◆ Directions:
Lift every line from the entries that includes the word "connus".

◆ Exercise materials:
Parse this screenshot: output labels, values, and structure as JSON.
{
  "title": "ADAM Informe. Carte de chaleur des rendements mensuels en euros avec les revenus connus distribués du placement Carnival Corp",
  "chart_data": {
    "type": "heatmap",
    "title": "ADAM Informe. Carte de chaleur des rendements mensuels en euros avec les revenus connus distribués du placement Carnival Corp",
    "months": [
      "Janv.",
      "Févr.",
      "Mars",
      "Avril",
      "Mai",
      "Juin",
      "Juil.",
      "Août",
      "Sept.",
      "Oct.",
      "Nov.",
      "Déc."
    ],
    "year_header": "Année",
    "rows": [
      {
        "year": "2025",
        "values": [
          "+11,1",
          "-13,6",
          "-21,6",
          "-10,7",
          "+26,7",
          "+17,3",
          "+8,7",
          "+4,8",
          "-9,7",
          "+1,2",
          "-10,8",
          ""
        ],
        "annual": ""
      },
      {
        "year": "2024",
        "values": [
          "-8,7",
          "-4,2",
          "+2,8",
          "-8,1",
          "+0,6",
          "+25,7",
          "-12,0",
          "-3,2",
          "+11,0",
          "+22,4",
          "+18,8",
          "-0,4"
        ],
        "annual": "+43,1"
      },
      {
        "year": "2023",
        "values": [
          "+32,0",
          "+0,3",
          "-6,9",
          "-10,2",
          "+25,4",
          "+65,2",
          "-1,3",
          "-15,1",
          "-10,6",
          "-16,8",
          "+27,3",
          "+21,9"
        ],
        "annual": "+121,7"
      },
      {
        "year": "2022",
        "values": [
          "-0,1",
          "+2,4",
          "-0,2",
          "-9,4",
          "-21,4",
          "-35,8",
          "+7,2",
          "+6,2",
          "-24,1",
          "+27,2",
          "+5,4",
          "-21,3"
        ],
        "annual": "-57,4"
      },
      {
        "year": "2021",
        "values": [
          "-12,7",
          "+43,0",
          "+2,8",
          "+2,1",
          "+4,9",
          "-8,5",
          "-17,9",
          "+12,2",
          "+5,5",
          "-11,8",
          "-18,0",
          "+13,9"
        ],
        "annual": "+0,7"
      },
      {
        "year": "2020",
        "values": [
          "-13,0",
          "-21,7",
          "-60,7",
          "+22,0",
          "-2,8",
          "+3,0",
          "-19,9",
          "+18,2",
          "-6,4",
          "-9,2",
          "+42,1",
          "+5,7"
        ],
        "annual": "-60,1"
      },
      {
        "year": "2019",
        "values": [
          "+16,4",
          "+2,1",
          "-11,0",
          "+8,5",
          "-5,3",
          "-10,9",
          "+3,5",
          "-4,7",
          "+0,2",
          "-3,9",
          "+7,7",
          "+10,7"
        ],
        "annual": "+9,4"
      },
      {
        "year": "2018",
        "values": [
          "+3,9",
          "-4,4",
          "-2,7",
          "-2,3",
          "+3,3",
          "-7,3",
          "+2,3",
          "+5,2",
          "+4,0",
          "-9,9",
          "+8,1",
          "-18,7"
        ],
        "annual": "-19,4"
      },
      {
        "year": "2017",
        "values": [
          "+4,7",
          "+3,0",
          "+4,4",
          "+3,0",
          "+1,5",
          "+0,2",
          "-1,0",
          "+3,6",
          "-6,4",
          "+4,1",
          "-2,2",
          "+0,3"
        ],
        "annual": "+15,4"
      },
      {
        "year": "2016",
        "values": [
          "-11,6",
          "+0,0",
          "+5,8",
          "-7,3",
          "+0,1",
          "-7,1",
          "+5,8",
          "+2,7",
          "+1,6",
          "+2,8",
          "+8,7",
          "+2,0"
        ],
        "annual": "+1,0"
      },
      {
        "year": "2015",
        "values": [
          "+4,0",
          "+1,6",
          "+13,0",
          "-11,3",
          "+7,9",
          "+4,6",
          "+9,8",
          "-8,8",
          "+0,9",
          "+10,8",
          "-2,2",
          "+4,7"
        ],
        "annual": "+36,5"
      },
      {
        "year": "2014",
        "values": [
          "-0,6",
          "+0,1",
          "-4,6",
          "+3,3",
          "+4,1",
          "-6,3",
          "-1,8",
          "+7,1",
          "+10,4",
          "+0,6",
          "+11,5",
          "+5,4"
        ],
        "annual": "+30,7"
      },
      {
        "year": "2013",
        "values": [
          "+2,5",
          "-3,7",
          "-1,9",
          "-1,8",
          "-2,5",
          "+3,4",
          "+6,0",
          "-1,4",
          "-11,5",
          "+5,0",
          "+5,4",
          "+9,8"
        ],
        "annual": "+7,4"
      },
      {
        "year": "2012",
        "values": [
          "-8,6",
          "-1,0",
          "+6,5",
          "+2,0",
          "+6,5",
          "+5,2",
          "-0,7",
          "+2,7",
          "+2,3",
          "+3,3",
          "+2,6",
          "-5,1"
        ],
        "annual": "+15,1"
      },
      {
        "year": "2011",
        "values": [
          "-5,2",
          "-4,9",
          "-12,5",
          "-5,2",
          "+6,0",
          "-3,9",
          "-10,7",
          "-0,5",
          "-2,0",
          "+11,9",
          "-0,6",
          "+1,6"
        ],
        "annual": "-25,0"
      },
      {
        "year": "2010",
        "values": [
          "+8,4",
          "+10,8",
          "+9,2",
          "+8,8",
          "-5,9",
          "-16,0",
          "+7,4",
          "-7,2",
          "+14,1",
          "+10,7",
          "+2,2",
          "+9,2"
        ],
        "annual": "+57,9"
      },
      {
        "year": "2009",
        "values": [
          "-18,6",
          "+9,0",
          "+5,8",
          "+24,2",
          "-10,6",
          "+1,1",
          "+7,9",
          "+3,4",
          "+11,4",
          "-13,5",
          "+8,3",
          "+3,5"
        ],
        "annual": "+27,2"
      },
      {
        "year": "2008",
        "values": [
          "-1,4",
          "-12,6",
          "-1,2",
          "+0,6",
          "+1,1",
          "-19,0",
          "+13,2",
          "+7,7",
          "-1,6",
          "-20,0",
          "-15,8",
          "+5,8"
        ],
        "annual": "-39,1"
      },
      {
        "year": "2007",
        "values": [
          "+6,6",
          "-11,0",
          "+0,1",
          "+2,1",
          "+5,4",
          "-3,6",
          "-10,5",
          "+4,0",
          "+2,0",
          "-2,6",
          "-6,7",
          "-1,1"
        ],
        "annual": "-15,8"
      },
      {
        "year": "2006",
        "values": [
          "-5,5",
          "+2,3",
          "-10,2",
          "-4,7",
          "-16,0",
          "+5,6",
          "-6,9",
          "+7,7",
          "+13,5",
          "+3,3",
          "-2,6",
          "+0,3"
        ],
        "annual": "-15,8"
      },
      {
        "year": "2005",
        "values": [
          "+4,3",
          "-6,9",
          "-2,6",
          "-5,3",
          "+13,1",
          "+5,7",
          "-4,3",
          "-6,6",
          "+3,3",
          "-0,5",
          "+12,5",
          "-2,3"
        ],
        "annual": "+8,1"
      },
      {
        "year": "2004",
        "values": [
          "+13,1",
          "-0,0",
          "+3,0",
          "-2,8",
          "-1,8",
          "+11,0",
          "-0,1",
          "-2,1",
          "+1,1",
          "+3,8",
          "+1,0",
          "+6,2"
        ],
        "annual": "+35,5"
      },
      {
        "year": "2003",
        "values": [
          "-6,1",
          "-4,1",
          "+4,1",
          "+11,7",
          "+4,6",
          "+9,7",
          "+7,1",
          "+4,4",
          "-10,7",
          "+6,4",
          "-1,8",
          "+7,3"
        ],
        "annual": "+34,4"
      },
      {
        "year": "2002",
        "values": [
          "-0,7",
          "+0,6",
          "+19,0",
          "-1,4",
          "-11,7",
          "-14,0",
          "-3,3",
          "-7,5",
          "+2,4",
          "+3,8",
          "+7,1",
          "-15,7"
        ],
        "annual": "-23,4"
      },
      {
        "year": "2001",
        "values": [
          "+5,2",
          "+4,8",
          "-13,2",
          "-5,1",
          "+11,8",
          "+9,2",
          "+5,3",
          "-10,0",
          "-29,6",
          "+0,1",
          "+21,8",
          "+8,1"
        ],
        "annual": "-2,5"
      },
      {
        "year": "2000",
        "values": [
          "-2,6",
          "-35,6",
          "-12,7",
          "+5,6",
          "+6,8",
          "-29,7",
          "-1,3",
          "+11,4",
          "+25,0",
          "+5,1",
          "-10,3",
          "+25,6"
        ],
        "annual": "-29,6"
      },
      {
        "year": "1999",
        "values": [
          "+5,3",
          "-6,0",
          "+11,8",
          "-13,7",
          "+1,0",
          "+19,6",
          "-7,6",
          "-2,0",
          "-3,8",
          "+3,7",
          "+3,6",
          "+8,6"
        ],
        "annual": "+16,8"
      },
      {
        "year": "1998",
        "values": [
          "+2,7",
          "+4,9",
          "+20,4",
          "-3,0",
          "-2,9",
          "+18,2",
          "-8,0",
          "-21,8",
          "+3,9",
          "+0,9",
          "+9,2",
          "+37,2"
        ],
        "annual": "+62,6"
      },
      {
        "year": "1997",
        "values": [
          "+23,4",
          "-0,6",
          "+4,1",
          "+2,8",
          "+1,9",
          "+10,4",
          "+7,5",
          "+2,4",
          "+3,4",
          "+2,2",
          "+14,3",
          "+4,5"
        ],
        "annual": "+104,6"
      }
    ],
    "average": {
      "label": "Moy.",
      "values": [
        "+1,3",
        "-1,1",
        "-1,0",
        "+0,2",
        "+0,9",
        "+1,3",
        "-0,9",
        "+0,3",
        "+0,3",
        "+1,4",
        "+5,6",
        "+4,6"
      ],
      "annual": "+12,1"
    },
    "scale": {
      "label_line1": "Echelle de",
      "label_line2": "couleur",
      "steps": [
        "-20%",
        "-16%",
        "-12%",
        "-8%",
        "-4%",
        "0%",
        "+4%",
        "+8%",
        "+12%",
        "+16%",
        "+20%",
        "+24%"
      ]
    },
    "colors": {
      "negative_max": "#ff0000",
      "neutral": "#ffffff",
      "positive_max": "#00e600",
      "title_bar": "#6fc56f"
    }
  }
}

◆ Written answer:
  "title": "ADAM Informe. Carte de chaleur des rendements mensuels en euros avec les revenus connus distribués du placement Carnival Corp",
    "title": "ADAM Informe. Carte de chaleur des rendements mensuels en euros avec les revenus connus distribués du placement Carnival Corp",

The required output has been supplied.